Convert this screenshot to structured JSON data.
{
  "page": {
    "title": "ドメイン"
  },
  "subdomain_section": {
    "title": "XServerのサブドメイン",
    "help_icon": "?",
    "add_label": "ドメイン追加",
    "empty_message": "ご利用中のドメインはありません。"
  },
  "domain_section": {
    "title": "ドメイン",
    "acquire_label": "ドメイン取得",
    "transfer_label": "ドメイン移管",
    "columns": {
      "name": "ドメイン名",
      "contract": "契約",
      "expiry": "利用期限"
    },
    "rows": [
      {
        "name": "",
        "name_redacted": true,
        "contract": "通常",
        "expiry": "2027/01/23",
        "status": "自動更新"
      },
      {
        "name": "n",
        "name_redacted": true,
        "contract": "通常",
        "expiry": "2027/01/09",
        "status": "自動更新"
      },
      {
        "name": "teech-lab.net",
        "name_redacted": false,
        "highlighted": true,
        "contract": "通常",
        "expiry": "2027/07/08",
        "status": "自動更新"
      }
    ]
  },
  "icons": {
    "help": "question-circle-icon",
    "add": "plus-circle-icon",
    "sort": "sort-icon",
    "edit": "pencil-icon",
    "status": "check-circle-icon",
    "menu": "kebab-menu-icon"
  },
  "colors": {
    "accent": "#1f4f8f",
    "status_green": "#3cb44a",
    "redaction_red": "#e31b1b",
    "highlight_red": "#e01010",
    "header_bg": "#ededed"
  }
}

◆ ◆ ◆

- [WHAT THE EXERCISE ASKS] Show all lines from the records above where the word "expiry" occurs.

- [FULL OUTPUT]
      "expiry": "利用期限"
        "expiry": "2027/01/23",
        "expiry": "2027/01/09",
        "expiry": "2027/07/08",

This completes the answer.